--- start EXERCISE MATERIAL ---
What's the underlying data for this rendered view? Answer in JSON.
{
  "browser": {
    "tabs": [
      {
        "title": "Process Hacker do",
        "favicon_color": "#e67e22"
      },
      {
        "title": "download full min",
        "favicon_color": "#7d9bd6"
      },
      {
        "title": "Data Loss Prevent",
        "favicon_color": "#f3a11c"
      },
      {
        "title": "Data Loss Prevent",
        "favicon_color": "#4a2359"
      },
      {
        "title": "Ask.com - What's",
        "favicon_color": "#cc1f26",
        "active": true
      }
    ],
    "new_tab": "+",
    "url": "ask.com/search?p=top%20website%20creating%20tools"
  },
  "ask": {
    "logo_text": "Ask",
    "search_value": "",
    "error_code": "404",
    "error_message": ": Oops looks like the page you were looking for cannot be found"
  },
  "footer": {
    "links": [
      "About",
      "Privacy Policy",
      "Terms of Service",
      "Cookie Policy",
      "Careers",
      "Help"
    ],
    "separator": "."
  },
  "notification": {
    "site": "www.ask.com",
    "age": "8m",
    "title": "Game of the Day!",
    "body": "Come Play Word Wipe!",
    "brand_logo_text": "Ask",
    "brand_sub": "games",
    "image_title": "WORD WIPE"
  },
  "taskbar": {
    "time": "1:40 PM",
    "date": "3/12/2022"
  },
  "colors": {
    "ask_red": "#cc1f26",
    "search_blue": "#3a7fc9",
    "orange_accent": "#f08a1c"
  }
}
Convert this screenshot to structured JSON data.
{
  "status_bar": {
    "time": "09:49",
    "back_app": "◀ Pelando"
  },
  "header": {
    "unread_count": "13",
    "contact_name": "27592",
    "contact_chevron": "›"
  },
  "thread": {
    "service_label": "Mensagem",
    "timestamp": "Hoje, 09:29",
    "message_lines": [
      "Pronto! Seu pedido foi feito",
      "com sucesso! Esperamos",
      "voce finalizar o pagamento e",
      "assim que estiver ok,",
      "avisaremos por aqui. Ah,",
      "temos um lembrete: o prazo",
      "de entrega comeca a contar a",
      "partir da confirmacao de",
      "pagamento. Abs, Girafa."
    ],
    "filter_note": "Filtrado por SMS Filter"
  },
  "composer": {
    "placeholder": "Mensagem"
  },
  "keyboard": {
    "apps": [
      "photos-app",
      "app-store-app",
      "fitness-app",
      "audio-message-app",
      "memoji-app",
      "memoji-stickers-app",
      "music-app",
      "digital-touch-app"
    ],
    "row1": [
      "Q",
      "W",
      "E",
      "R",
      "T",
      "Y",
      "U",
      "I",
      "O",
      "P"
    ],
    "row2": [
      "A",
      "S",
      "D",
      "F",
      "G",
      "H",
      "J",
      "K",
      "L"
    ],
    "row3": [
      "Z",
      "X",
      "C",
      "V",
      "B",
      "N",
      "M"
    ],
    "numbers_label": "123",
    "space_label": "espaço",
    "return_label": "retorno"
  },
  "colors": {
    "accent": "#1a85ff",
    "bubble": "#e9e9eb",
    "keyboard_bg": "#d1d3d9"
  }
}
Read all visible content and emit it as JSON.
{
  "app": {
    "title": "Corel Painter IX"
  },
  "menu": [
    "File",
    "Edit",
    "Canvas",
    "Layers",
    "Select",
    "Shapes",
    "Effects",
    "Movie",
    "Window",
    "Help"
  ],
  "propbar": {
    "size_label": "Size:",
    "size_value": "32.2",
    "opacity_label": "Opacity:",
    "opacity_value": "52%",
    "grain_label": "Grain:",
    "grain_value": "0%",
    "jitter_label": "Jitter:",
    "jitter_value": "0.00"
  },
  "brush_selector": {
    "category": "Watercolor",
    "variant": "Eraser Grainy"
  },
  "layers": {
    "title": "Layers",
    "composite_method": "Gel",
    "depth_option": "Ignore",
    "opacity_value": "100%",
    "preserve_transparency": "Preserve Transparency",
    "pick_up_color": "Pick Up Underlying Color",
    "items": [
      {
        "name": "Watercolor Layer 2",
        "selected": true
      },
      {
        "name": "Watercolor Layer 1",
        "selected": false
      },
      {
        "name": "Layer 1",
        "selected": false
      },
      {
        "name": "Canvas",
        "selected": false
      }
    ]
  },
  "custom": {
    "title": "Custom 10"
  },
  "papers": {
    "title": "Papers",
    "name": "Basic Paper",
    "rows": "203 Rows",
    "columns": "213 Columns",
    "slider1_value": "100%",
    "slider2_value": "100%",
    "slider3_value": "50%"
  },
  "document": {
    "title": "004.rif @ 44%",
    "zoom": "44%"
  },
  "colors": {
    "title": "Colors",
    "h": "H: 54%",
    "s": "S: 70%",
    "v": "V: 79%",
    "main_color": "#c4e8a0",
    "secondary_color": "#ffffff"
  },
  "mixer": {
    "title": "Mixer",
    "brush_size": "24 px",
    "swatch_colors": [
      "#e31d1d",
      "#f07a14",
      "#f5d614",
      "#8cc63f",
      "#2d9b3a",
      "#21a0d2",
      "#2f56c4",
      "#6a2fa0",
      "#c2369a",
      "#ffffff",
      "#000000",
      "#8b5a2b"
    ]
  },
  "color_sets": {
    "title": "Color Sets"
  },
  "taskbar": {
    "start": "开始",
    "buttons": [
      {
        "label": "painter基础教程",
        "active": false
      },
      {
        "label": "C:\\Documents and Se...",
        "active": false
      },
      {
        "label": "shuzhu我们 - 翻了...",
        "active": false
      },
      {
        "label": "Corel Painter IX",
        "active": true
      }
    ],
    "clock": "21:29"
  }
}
--- end EXERCISE MATERIAL ---
--- start EXERCISE MATERIAL ---
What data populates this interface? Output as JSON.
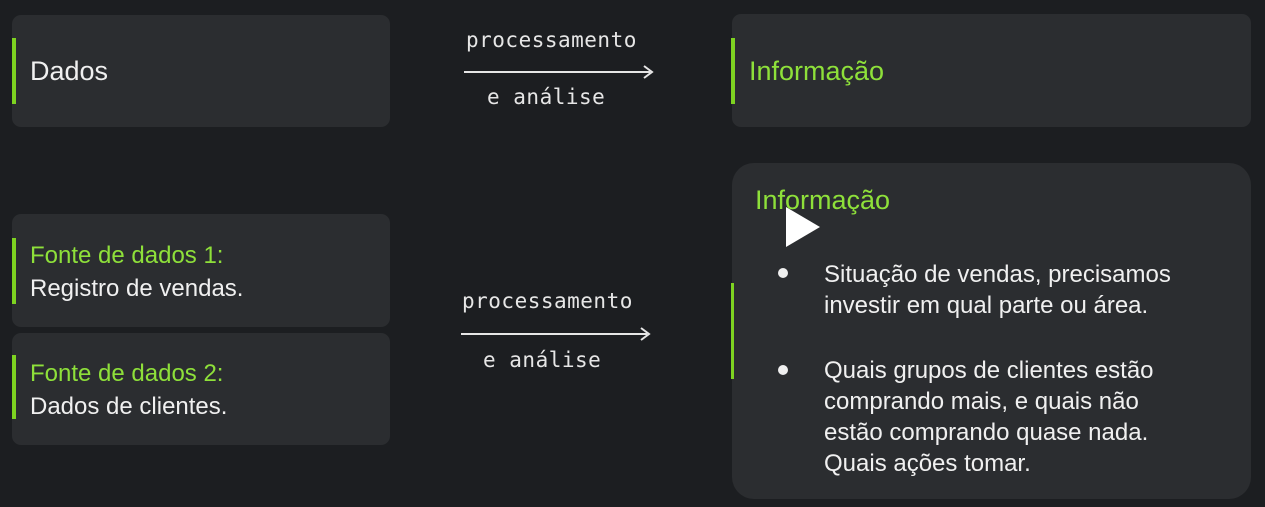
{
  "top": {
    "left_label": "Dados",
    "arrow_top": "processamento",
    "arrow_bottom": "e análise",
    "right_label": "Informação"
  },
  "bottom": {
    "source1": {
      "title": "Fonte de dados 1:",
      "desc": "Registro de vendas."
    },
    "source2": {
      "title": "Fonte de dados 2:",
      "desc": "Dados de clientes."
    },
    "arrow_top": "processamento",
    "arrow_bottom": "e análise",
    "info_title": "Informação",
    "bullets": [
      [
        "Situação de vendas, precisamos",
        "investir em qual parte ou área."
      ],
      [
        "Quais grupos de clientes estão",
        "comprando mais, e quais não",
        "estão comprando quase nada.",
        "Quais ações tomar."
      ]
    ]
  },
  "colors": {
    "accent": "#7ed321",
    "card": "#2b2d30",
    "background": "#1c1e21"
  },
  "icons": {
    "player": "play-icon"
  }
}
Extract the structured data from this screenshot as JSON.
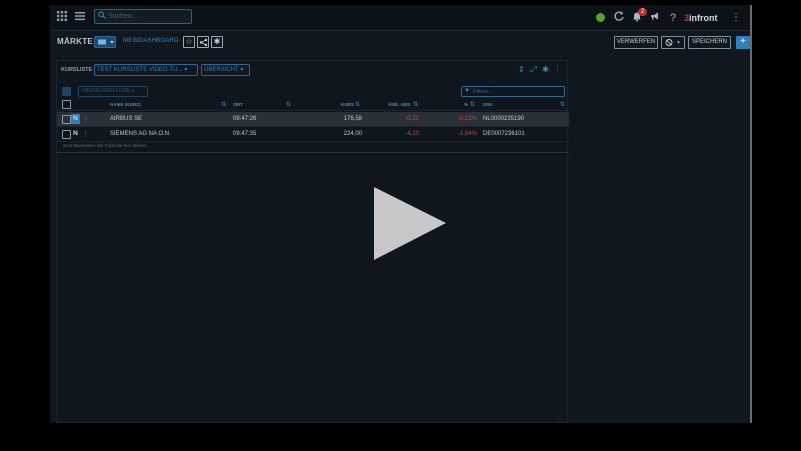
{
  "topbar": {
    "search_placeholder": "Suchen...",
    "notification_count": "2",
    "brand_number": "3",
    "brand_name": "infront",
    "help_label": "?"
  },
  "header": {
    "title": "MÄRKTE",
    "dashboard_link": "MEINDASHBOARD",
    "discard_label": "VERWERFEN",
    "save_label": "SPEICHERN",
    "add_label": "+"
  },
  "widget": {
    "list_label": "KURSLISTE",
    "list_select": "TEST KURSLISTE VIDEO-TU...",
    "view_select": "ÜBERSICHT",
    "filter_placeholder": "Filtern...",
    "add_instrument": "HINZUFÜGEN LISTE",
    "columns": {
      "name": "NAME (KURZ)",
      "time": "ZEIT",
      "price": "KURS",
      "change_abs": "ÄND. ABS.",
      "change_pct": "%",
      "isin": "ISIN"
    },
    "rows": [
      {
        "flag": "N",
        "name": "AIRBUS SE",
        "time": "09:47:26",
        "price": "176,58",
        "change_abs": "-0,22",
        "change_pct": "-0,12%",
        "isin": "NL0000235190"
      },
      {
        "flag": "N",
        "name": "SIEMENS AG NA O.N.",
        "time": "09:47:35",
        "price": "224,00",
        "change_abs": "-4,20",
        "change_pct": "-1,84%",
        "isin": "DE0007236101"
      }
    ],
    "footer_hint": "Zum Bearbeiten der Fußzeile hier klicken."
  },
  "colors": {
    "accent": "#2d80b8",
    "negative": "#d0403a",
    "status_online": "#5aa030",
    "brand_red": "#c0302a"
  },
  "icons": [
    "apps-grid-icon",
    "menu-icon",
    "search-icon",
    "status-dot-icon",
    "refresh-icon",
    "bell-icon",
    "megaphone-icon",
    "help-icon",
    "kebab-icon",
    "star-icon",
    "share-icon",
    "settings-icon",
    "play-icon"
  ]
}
--- end EXERCISE MATERIAL ---
--- start EXERCISE MATERIAL ---
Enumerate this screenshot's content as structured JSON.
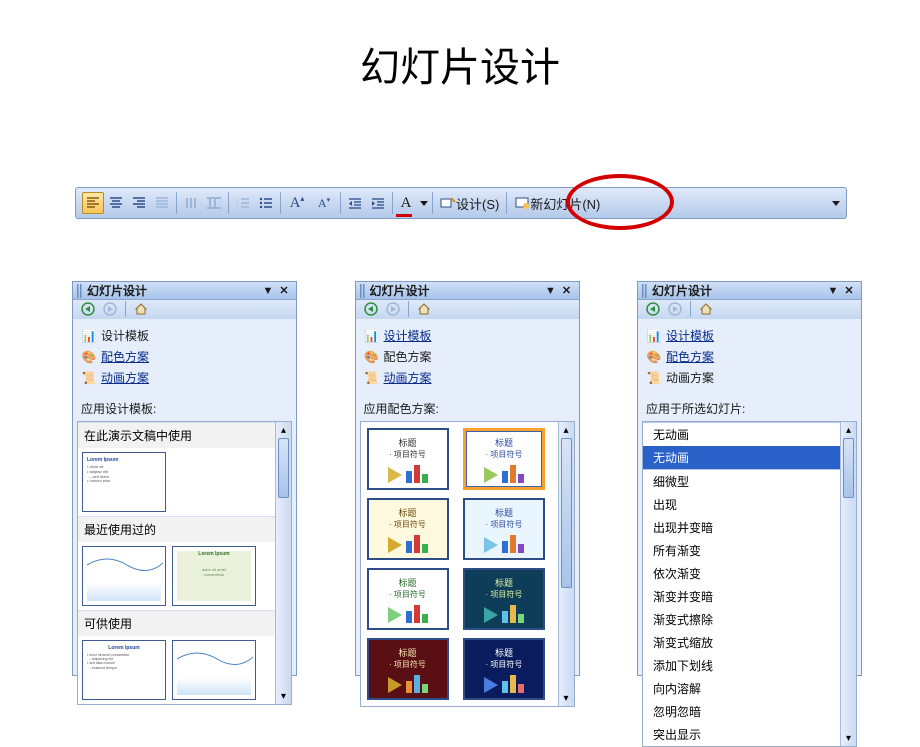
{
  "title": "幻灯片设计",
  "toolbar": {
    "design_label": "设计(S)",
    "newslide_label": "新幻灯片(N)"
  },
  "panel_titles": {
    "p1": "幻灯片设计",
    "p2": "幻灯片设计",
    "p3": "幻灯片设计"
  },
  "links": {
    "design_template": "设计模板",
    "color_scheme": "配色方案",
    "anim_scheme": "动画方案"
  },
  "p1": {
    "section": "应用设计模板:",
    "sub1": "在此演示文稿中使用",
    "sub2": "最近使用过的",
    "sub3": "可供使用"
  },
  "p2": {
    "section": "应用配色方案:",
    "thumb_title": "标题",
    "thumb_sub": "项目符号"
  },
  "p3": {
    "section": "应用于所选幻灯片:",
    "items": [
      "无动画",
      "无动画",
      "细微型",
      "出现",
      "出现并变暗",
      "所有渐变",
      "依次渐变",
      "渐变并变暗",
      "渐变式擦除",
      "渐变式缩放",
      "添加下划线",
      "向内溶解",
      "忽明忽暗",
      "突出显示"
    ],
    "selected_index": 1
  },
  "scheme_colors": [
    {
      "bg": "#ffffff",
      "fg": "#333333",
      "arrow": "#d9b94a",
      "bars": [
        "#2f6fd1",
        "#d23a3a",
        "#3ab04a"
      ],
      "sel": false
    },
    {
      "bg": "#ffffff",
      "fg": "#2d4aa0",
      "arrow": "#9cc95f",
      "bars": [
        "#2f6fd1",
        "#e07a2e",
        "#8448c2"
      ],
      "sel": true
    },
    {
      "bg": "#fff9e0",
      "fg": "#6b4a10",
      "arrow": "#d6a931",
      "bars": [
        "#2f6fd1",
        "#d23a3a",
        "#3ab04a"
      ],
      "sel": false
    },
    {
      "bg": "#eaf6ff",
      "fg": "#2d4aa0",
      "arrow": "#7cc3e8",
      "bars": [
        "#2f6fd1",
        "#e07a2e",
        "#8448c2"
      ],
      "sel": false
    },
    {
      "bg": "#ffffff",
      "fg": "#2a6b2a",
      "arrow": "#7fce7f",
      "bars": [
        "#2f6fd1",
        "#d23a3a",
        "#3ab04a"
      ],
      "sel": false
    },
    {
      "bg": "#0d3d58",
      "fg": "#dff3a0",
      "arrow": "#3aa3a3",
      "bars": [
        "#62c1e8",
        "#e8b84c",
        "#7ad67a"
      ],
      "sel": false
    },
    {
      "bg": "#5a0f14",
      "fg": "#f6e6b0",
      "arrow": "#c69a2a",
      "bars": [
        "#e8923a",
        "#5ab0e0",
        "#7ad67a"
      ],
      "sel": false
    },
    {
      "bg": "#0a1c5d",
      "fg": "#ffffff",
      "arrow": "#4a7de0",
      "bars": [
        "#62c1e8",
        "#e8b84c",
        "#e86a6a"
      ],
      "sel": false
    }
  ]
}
--- end EXERCISE MATERIAL ---
PROBLEM TO SOLVE ▸ Find each line in the records holding the string "Watercolor" and show it.

ANSWER BELOW ▸
    "category": "Watercolor",
        "name": "Watercolor Layer 2",
        "name": "Watercolor Layer 1",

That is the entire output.